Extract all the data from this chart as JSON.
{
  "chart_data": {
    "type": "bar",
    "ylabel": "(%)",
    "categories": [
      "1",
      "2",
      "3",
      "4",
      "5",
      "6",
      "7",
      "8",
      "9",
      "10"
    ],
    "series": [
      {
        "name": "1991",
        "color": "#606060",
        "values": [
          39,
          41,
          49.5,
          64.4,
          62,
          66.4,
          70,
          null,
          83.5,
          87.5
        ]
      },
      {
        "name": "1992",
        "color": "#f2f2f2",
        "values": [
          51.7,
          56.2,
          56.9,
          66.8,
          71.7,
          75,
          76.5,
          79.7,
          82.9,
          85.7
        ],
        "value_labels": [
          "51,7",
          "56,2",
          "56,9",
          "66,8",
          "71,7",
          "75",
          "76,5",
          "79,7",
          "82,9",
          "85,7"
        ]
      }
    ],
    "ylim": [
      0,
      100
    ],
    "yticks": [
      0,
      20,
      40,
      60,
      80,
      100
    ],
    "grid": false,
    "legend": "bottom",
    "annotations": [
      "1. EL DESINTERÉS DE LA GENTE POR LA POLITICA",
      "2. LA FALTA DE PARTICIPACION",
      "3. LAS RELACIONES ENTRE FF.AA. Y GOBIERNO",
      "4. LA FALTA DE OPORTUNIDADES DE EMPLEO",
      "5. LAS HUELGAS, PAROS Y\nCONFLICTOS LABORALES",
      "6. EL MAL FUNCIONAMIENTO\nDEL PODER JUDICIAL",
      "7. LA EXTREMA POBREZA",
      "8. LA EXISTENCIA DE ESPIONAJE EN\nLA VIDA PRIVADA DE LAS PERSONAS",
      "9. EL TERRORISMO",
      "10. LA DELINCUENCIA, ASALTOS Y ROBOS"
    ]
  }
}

──────────────────────────────

> [What is being asked]:
Locate all lines that include the word "FALTA" and copy them out.

> [Result below]:
      "2. LA FALTA DE PARTICIPACION",
      "4. LA FALTA DE OPORTUNIDADES DE EMPLEO",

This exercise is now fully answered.